Begin

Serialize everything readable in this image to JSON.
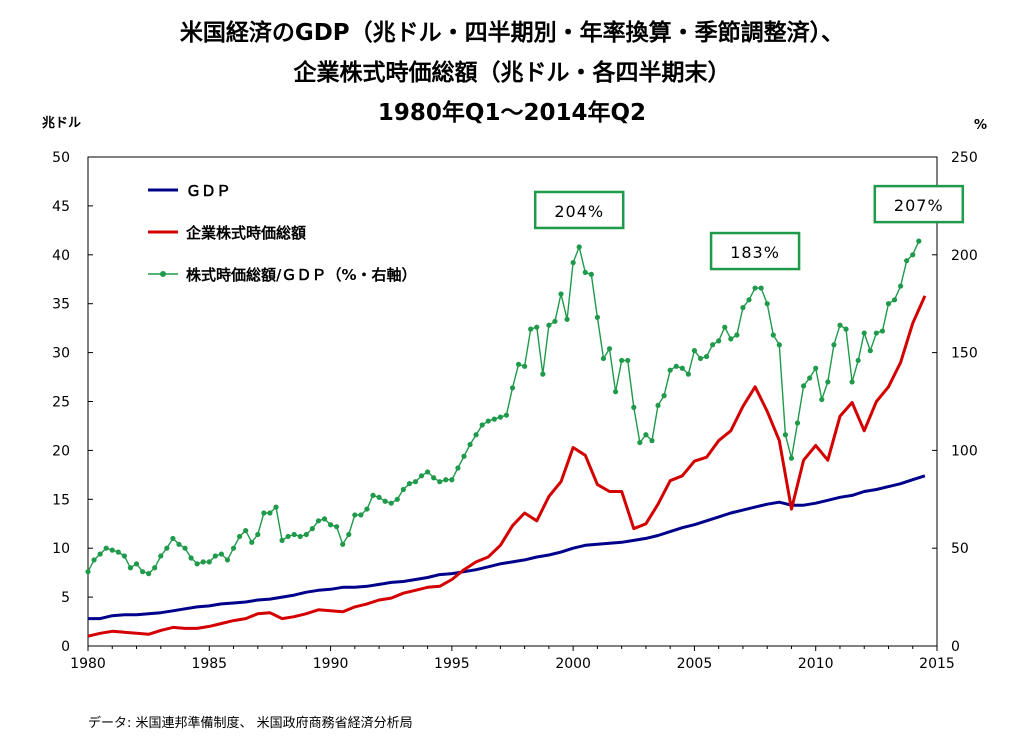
{
  "title_lines": [
    "米国経済のGDP（兆ドル・四半期別・年率換算・季節調整済）、",
    "企業株式時価総額（兆ドル・各四半期末）",
    "1980年Q1～2014年Q2"
  ],
  "source": "データ:  米国連邦準備制度、 米国政府商務省経済分析局",
  "chart_data": {
    "type": "line",
    "title": "米国経済のGDP（兆ドル・四半期別・年率換算・季節調整済）、企業株式時価総額（兆ドル・各四半期末） 1980年Q1～2014年Q2",
    "xlabel": "",
    "ylabel": "兆ドル",
    "y2label": "%",
    "xlim": [
      1980,
      2015
    ],
    "ylim": [
      0,
      50
    ],
    "y2lim": [
      0,
      250
    ],
    "xticks": [
      1980,
      1985,
      1990,
      1995,
      2000,
      2005,
      2010,
      2015
    ],
    "yticks": [
      0,
      5,
      10,
      15,
      20,
      25,
      30,
      35,
      40,
      45,
      50
    ],
    "y2ticks": [
      0,
      50,
      100,
      150,
      200,
      250
    ],
    "grid": false,
    "legend_position": "top-left",
    "series": [
      {
        "name": "ＧＤＰ",
        "axis": "left",
        "color": "#00008b",
        "markers": false,
        "points": [
          [
            1980.0,
            2.8
          ],
          [
            1980.5,
            2.8
          ],
          [
            1981.0,
            3.1
          ],
          [
            1981.5,
            3.2
          ],
          [
            1982.0,
            3.2
          ],
          [
            1982.5,
            3.3
          ],
          [
            1983.0,
            3.4
          ],
          [
            1983.5,
            3.6
          ],
          [
            1984.0,
            3.8
          ],
          [
            1984.5,
            4.0
          ],
          [
            1985.0,
            4.1
          ],
          [
            1985.5,
            4.3
          ],
          [
            1986.0,
            4.4
          ],
          [
            1986.5,
            4.5
          ],
          [
            1987.0,
            4.7
          ],
          [
            1987.5,
            4.8
          ],
          [
            1988.0,
            5.0
          ],
          [
            1988.5,
            5.2
          ],
          [
            1989.0,
            5.5
          ],
          [
            1989.5,
            5.7
          ],
          [
            1990.0,
            5.8
          ],
          [
            1990.5,
            6.0
          ],
          [
            1991.0,
            6.0
          ],
          [
            1991.5,
            6.1
          ],
          [
            1992.0,
            6.3
          ],
          [
            1992.5,
            6.5
          ],
          [
            1993.0,
            6.6
          ],
          [
            1993.5,
            6.8
          ],
          [
            1994.0,
            7.0
          ],
          [
            1994.5,
            7.3
          ],
          [
            1995.0,
            7.4
          ],
          [
            1995.5,
            7.6
          ],
          [
            1996.0,
            7.8
          ],
          [
            1996.5,
            8.1
          ],
          [
            1997.0,
            8.4
          ],
          [
            1997.5,
            8.6
          ],
          [
            1998.0,
            8.8
          ],
          [
            1998.5,
            9.1
          ],
          [
            1999.0,
            9.3
          ],
          [
            1999.5,
            9.6
          ],
          [
            2000.0,
            10.0
          ],
          [
            2000.5,
            10.3
          ],
          [
            2001.0,
            10.4
          ],
          [
            2001.5,
            10.5
          ],
          [
            2002.0,
            10.6
          ],
          [
            2002.5,
            10.8
          ],
          [
            2003.0,
            11.0
          ],
          [
            2003.5,
            11.3
          ],
          [
            2004.0,
            11.7
          ],
          [
            2004.5,
            12.1
          ],
          [
            2005.0,
            12.4
          ],
          [
            2005.5,
            12.8
          ],
          [
            2006.0,
            13.2
          ],
          [
            2006.5,
            13.6
          ],
          [
            2007.0,
            13.9
          ],
          [
            2007.5,
            14.2
          ],
          [
            2008.0,
            14.5
          ],
          [
            2008.5,
            14.7
          ],
          [
            2009.0,
            14.4
          ],
          [
            2009.5,
            14.4
          ],
          [
            2010.0,
            14.6
          ],
          [
            2010.5,
            14.9
          ],
          [
            2011.0,
            15.2
          ],
          [
            2011.5,
            15.4
          ],
          [
            2012.0,
            15.8
          ],
          [
            2012.5,
            16.0
          ],
          [
            2013.0,
            16.3
          ],
          [
            2013.5,
            16.6
          ],
          [
            2014.0,
            17.0
          ],
          [
            2014.5,
            17.4
          ]
        ]
      },
      {
        "name": "企業株式時価総額",
        "axis": "left",
        "color": "#d40000",
        "markers": false,
        "points": [
          [
            1980.0,
            1.0
          ],
          [
            1980.5,
            1.3
          ],
          [
            1981.0,
            1.5
          ],
          [
            1981.5,
            1.4
          ],
          [
            1982.0,
            1.3
          ],
          [
            1982.5,
            1.2
          ],
          [
            1983.0,
            1.6
          ],
          [
            1983.5,
            1.9
          ],
          [
            1984.0,
            1.8
          ],
          [
            1984.5,
            1.8
          ],
          [
            1985.0,
            2.0
          ],
          [
            1985.5,
            2.3
          ],
          [
            1986.0,
            2.6
          ],
          [
            1986.5,
            2.8
          ],
          [
            1987.0,
            3.3
          ],
          [
            1987.5,
            3.4
          ],
          [
            1988.0,
            2.8
          ],
          [
            1988.5,
            3.0
          ],
          [
            1989.0,
            3.3
          ],
          [
            1989.5,
            3.7
          ],
          [
            1990.0,
            3.6
          ],
          [
            1990.5,
            3.5
          ],
          [
            1991.0,
            4.0
          ],
          [
            1991.5,
            4.3
          ],
          [
            1992.0,
            4.7
          ],
          [
            1992.5,
            4.9
          ],
          [
            1993.0,
            5.4
          ],
          [
            1993.5,
            5.7
          ],
          [
            1994.0,
            6.0
          ],
          [
            1994.5,
            6.1
          ],
          [
            1995.0,
            6.8
          ],
          [
            1995.5,
            7.8
          ],
          [
            1996.0,
            8.6
          ],
          [
            1996.5,
            9.1
          ],
          [
            1997.0,
            10.3
          ],
          [
            1997.5,
            12.3
          ],
          [
            1998.0,
            13.6
          ],
          [
            1998.5,
            12.8
          ],
          [
            1999.0,
            15.3
          ],
          [
            1999.5,
            16.8
          ],
          [
            2000.0,
            20.3
          ],
          [
            2000.5,
            19.5
          ],
          [
            2001.0,
            16.5
          ],
          [
            2001.5,
            15.8
          ],
          [
            2002.0,
            15.8
          ],
          [
            2002.5,
            12.0
          ],
          [
            2003.0,
            12.5
          ],
          [
            2003.5,
            14.5
          ],
          [
            2004.0,
            16.9
          ],
          [
            2004.5,
            17.4
          ],
          [
            2005.0,
            18.9
          ],
          [
            2005.5,
            19.3
          ],
          [
            2006.0,
            21.0
          ],
          [
            2006.5,
            22.0
          ],
          [
            2007.0,
            24.5
          ],
          [
            2007.5,
            26.5
          ],
          [
            2008.0,
            24.0
          ],
          [
            2008.5,
            21.0
          ],
          [
            2009.0,
            14.0
          ],
          [
            2009.5,
            19.0
          ],
          [
            2010.0,
            20.5
          ],
          [
            2010.5,
            19.0
          ],
          [
            2011.0,
            23.5
          ],
          [
            2011.5,
            24.9
          ],
          [
            2012.0,
            22.0
          ],
          [
            2012.5,
            25.0
          ],
          [
            2013.0,
            26.5
          ],
          [
            2013.5,
            29.0
          ],
          [
            2014.0,
            33.0
          ],
          [
            2014.5,
            35.8
          ]
        ]
      },
      {
        "name": "株式時価総額/ＧＤＰ（%・右軸）",
        "axis": "right",
        "color": "#1e9a4a",
        "markers": true,
        "points": [
          [
            1980.0,
            38
          ],
          [
            1980.25,
            44
          ],
          [
            1980.5,
            47
          ],
          [
            1980.75,
            50
          ],
          [
            1981.0,
            49
          ],
          [
            1981.25,
            48
          ],
          [
            1981.5,
            46
          ],
          [
            1981.75,
            40
          ],
          [
            1982.0,
            42
          ],
          [
            1982.25,
            38
          ],
          [
            1982.5,
            37
          ],
          [
            1982.75,
            40
          ],
          [
            1983.0,
            46
          ],
          [
            1983.25,
            50
          ],
          [
            1983.5,
            55
          ],
          [
            1983.75,
            52
          ],
          [
            1984.0,
            50
          ],
          [
            1984.25,
            45
          ],
          [
            1984.5,
            42
          ],
          [
            1984.75,
            43
          ],
          [
            1985.0,
            43
          ],
          [
            1985.25,
            46
          ],
          [
            1985.5,
            47
          ],
          [
            1985.75,
            44
          ],
          [
            1986.0,
            50
          ],
          [
            1986.25,
            56
          ],
          [
            1986.5,
            59
          ],
          [
            1986.75,
            53
          ],
          [
            1987.0,
            57
          ],
          [
            1987.25,
            68
          ],
          [
            1987.5,
            68
          ],
          [
            1987.75,
            71
          ],
          [
            1988.0,
            54
          ],
          [
            1988.25,
            56
          ],
          [
            1988.5,
            57
          ],
          [
            1988.75,
            56
          ],
          [
            1989.0,
            57
          ],
          [
            1989.25,
            60
          ],
          [
            1989.5,
            64
          ],
          [
            1989.75,
            65
          ],
          [
            1990.0,
            62
          ],
          [
            1990.25,
            61
          ],
          [
            1990.5,
            52
          ],
          [
            1990.75,
            57
          ],
          [
            1991.0,
            67
          ],
          [
            1991.25,
            67
          ],
          [
            1991.5,
            70
          ],
          [
            1991.75,
            77
          ],
          [
            1992.0,
            76
          ],
          [
            1992.25,
            74
          ],
          [
            1992.5,
            73
          ],
          [
            1992.75,
            75
          ],
          [
            1993.0,
            80
          ],
          [
            1993.25,
            83
          ],
          [
            1993.5,
            84
          ],
          [
            1993.75,
            87
          ],
          [
            1994.0,
            89
          ],
          [
            1994.25,
            86
          ],
          [
            1994.5,
            84
          ],
          [
            1994.75,
            85
          ],
          [
            1995.0,
            85
          ],
          [
            1995.25,
            91
          ],
          [
            1995.5,
            97
          ],
          [
            1995.75,
            103
          ],
          [
            1996.0,
            108
          ],
          [
            1996.25,
            113
          ],
          [
            1996.5,
            115
          ],
          [
            1996.75,
            116
          ],
          [
            1997.0,
            117
          ],
          [
            1997.25,
            118
          ],
          [
            1997.5,
            132
          ],
          [
            1997.75,
            144
          ],
          [
            1998.0,
            143
          ],
          [
            1998.25,
            162
          ],
          [
            1998.5,
            163
          ],
          [
            1998.75,
            139
          ],
          [
            1999.0,
            164
          ],
          [
            1999.25,
            166
          ],
          [
            1999.5,
            180
          ],
          [
            1999.75,
            167
          ],
          [
            2000.0,
            196
          ],
          [
            2000.25,
            204
          ],
          [
            2000.5,
            191
          ],
          [
            2000.75,
            190
          ],
          [
            2001.0,
            168
          ],
          [
            2001.25,
            147
          ],
          [
            2001.5,
            152
          ],
          [
            2001.75,
            130
          ],
          [
            2002.0,
            146
          ],
          [
            2002.25,
            146
          ],
          [
            2002.5,
            122
          ],
          [
            2002.75,
            104
          ],
          [
            2003.0,
            108
          ],
          [
            2003.25,
            105
          ],
          [
            2003.5,
            123
          ],
          [
            2003.75,
            128
          ],
          [
            2004.0,
            141
          ],
          [
            2004.25,
            143
          ],
          [
            2004.5,
            142
          ],
          [
            2004.75,
            139
          ],
          [
            2005.0,
            151
          ],
          [
            2005.25,
            147
          ],
          [
            2005.5,
            148
          ],
          [
            2005.75,
            154
          ],
          [
            2006.0,
            156
          ],
          [
            2006.25,
            163
          ],
          [
            2006.5,
            157
          ],
          [
            2006.75,
            159
          ],
          [
            2007.0,
            173
          ],
          [
            2007.25,
            177
          ],
          [
            2007.5,
            183
          ],
          [
            2007.75,
            183
          ],
          [
            2008.0,
            175
          ],
          [
            2008.25,
            159
          ],
          [
            2008.5,
            154
          ],
          [
            2008.75,
            108
          ],
          [
            2009.0,
            96
          ],
          [
            2009.25,
            114
          ],
          [
            2009.5,
            133
          ],
          [
            2009.75,
            137
          ],
          [
            2010.0,
            142
          ],
          [
            2010.25,
            126
          ],
          [
            2010.5,
            135
          ],
          [
            2010.75,
            154
          ],
          [
            2011.0,
            164
          ],
          [
            2011.25,
            162
          ],
          [
            2011.5,
            135
          ],
          [
            2011.75,
            146
          ],
          [
            2012.0,
            160
          ],
          [
            2012.25,
            151
          ],
          [
            2012.5,
            160
          ],
          [
            2012.75,
            161
          ],
          [
            2013.0,
            175
          ],
          [
            2013.25,
            177
          ],
          [
            2013.5,
            184
          ],
          [
            2013.75,
            197
          ],
          [
            2014.0,
            200
          ],
          [
            2014.25,
            207
          ]
        ]
      }
    ],
    "annotations": [
      {
        "text": "204%",
        "x": 2000.25,
        "y2": 204
      },
      {
        "text": "183%",
        "x": 2007.5,
        "y2": 183
      },
      {
        "text": "207%",
        "x": 2014.25,
        "y2": 207
      }
    ]
  }
}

End

▶ _Set task_:
Return every line from the records above that holds the word "各四半期末".

▶ _Full answer_:
    "企業株式時価総額（兆ドル・各四半期末）",
    "title": "米国経済のGDP（兆ドル・四半期別・年率換算・季節調整済）、企業株式時価総額（兆ドル・各四半期末） 1980年Q1～2014年Q2",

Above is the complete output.